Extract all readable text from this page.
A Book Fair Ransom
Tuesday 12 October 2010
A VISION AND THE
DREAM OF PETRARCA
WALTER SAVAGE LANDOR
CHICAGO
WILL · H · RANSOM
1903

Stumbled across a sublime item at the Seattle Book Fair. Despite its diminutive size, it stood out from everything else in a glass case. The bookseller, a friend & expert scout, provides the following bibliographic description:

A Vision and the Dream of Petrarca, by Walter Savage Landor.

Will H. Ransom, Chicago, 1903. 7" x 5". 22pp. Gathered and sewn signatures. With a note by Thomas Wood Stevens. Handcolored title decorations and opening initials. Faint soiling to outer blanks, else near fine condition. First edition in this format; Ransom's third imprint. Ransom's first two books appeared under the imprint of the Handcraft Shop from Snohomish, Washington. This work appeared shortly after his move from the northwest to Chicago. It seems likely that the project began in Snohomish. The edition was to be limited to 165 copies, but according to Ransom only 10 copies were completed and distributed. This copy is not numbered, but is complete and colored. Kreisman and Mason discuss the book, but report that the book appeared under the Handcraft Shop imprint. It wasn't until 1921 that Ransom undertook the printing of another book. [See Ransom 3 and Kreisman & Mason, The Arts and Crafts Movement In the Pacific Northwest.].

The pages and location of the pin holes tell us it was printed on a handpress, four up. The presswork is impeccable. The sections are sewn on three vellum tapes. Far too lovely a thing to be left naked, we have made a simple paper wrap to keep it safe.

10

__Exercise details__
Using the listing above, please repeat every entry exactly.

__Final result__
Extract all readable text from this page.
A Book Fair Ransom
Tuesday 12 October 2010
A VISION AND THE
DREAM OF PETRARCA
WALTER SAVAGE LANDOR
CHICAGO
WILL · H · RANSOM
1903

Stumbled across a sublime item at the Seattle Book Fair. Despite its diminutive size, it stood out from everything else in a glass case. The bookseller, a friend & expert scout, provides the following bibliographic description:

A Vision and the Dream of Petrarca, by Walter Savage Landor.

Will H. Ransom, Chicago, 1903. 7" x 5". 22pp. Gathered and sewn signatures. With a note by Thomas Wood Stevens. Handcolored title decorations and opening initials. Faint soiling to outer blanks, else near fine condition. First edition in this format; Ransom's third imprint. Ransom's first two books appeared under the imprint of the Handcraft Shop from Snohomish, Washington. This work appeared shortly after his move from the northwest to Chicago. It seems likely that the project began in Snohomish. The edition was to be limited to 165 copies, but according to Ransom only 10 copies were completed and distributed. This copy is not numbered, but is complete and colored. Kreisman and Mason discuss the book, but report that the book appeared under the Handcraft Shop imprint. It wasn't until 1921 that Ransom undertook the printing of another book. [See Ransom 3 and Kreisman & Mason, The Arts and Crafts Movement In the Pacific Northwest.].

The pages and location of the pin holes tell us it was printed on a handpress, four up. The presswork is impeccable. The sections are sewn on three vellum tapes. Far too lovely a thing to be left naked, we have made a simple paper wrap to keep it safe.

10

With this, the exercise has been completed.